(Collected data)
-.-.-
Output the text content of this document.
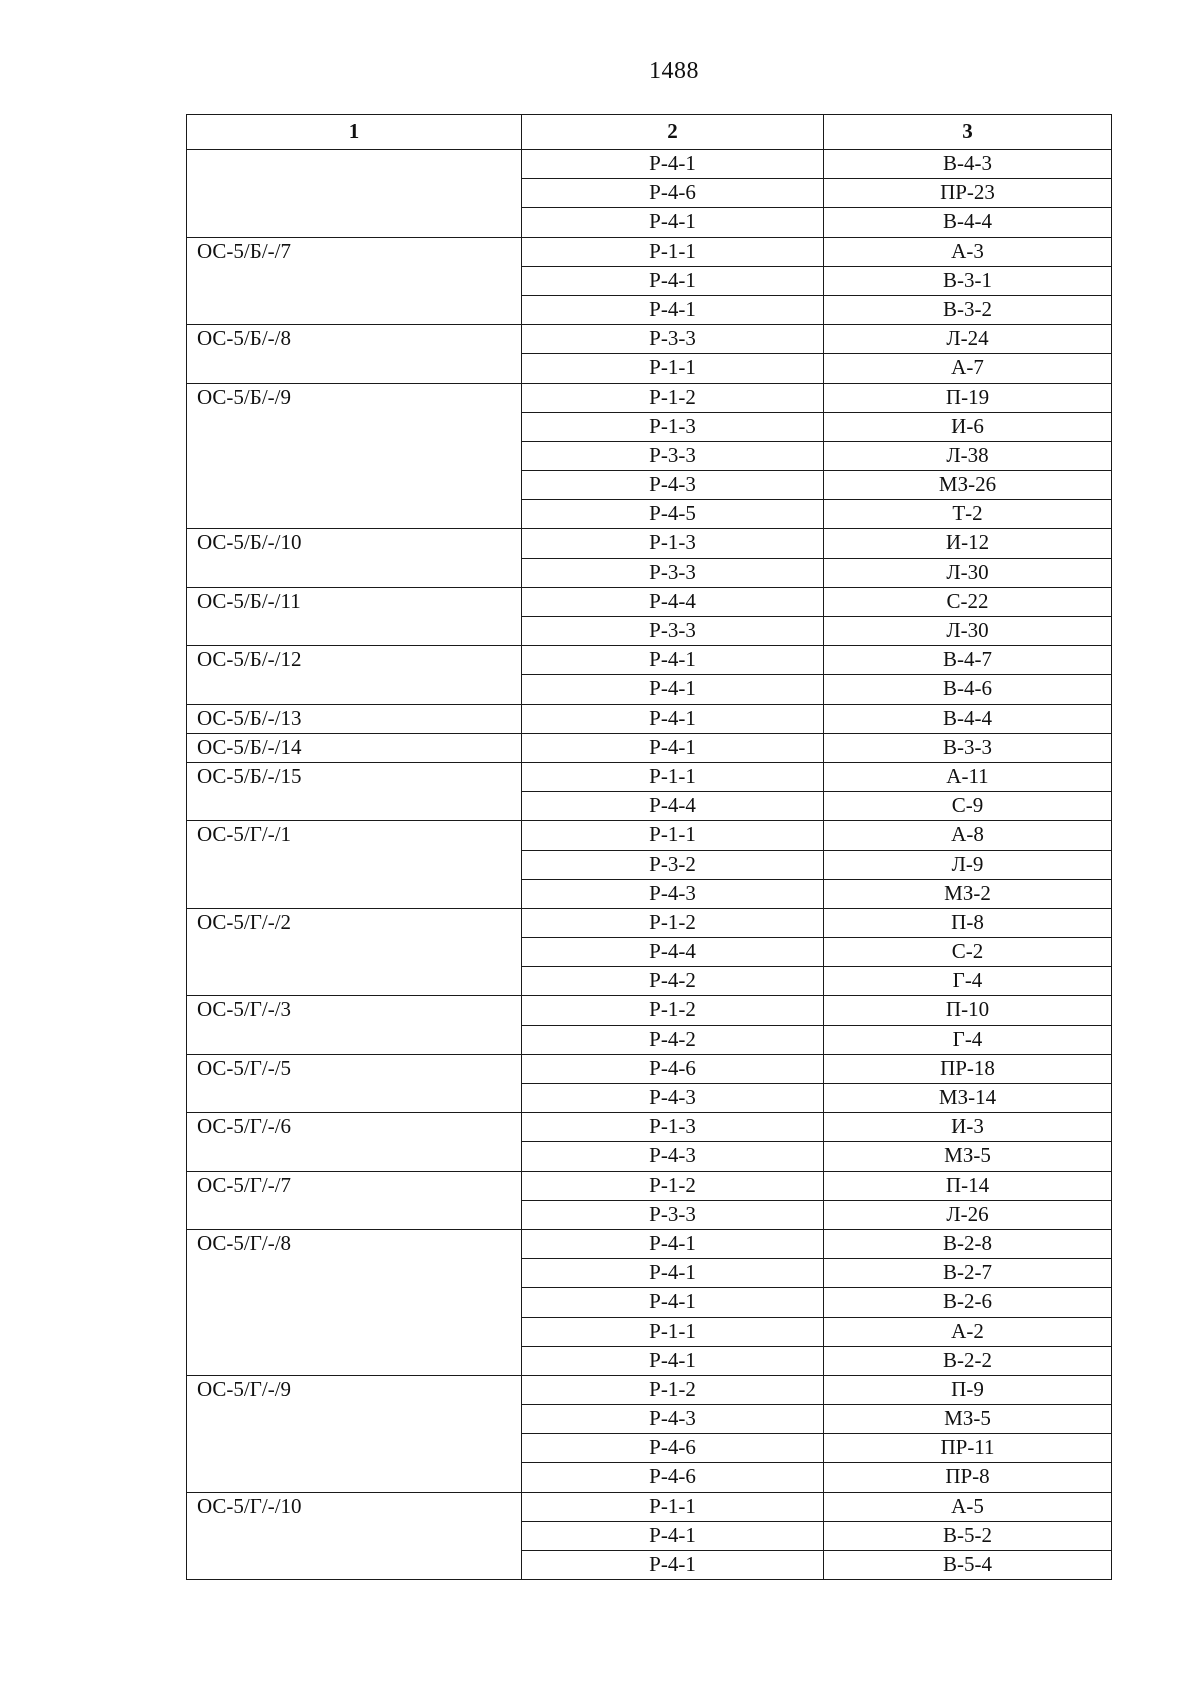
1488
1	2	3
	Р-4-1	В-4-3
	Р-4-6	ПР-23
	Р-4-1	В-4-4
ОС-5/Б/-/7	Р-1-1	А-3
	Р-4-1	В-3-1
	Р-4-1	В-3-2
ОС-5/Б/-/8	Р-3-3	Л-24
	Р-1-1	А-7
ОС-5/Б/-/9	Р-1-2	П-19
	Р-1-3	И-6
	Р-3-3	Л-38
	Р-4-3	МЗ-26
	Р-4-5	Т-2
ОС-5/Б/-/10	Р-1-3	И-12
	Р-3-3	Л-30
ОС-5/Б/-/11	Р-4-4	С-22
	Р-3-3	Л-30
ОС-5/Б/-/12	Р-4-1	В-4-7
	Р-4-1	В-4-6
ОС-5/Б/-/13	Р-4-1	В-4-4
ОС-5/Б/-/14	Р-4-1	В-3-3
ОС-5/Б/-/15	Р-1-1	А-11
	Р-4-4	С-9
ОС-5/Г/-/1	Р-1-1	А-8
	Р-3-2	Л-9
	Р-4-3	МЗ-2
ОС-5/Г/-/2	Р-1-2	П-8
	Р-4-4	С-2
	Р-4-2	Г-4
ОС-5/Г/-/3	Р-1-2	П-10
	Р-4-2	Г-4
ОС-5/Г/-/5	Р-4-6	ПР-18
	Р-4-3	МЗ-14
ОС-5/Г/-/6	Р-1-3	И-3
	Р-4-3	МЗ-5
ОС-5/Г/-/7	Р-1-2	П-14
	Р-3-3	Л-26
ОС-5/Г/-/8	Р-4-1	В-2-8
	Р-4-1	В-2-7
	Р-4-1	В-2-6
	Р-1-1	А-2
	Р-4-1	В-2-2
ОС-5/Г/-/9	Р-1-2	П-9
	Р-4-3	МЗ-5
	Р-4-6	ПР-11
	Р-4-6	ПР-8
ОС-5/Г/-/10	Р-1-1	А-5
	Р-4-1	В-5-2
	Р-4-1	В-5-4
-.-.-
DIRECTION:
Reproduce the records above exactly, leaving out every picture they contain.

FINAL ANSWER:
Output the text content of this document.
1488
1	2	3
	Р-4-1	В-4-3
	Р-4-6	ПР-23
	Р-4-1	В-4-4
ОС-5/Б/-/7	Р-1-1	А-3
	Р-4-1	В-3-1
	Р-4-1	В-3-2
ОС-5/Б/-/8	Р-3-3	Л-24
	Р-1-1	А-7
ОС-5/Б/-/9	Р-1-2	П-19
	Р-1-3	И-6
	Р-3-3	Л-38
	Р-4-3	МЗ-26
	Р-4-5	Т-2
ОС-5/Б/-/10	Р-1-3	И-12
	Р-3-3	Л-30
ОС-5/Б/-/11	Р-4-4	С-22
	Р-3-3	Л-30
ОС-5/Б/-/12	Р-4-1	В-4-7
	Р-4-1	В-4-6
ОС-5/Б/-/13	Р-4-1	В-4-4
ОС-5/Б/-/14	Р-4-1	В-3-3
ОС-5/Б/-/15	Р-1-1	А-11
	Р-4-4	С-9
ОС-5/Г/-/1	Р-1-1	А-8
	Р-3-2	Л-9
	Р-4-3	МЗ-2
ОС-5/Г/-/2	Р-1-2	П-8
	Р-4-4	С-2
	Р-4-2	Г-4
ОС-5/Г/-/3	Р-1-2	П-10
	Р-4-2	Г-4
ОС-5/Г/-/5	Р-4-6	ПР-18
	Р-4-3	МЗ-14
ОС-5/Г/-/6	Р-1-3	И-3
	Р-4-3	МЗ-5
ОС-5/Г/-/7	Р-1-2	П-14
	Р-3-3	Л-26
ОС-5/Г/-/8	Р-4-1	В-2-8
	Р-4-1	В-2-7
	Р-4-1	В-2-6
	Р-1-1	А-2
	Р-4-1	В-2-2
ОС-5/Г/-/9	Р-1-2	П-9
	Р-4-3	МЗ-5
	Р-4-6	ПР-11
	Р-4-6	ПР-8
ОС-5/Г/-/10	Р-1-1	А-5
	Р-4-1	В-5-2
	Р-4-1	В-5-4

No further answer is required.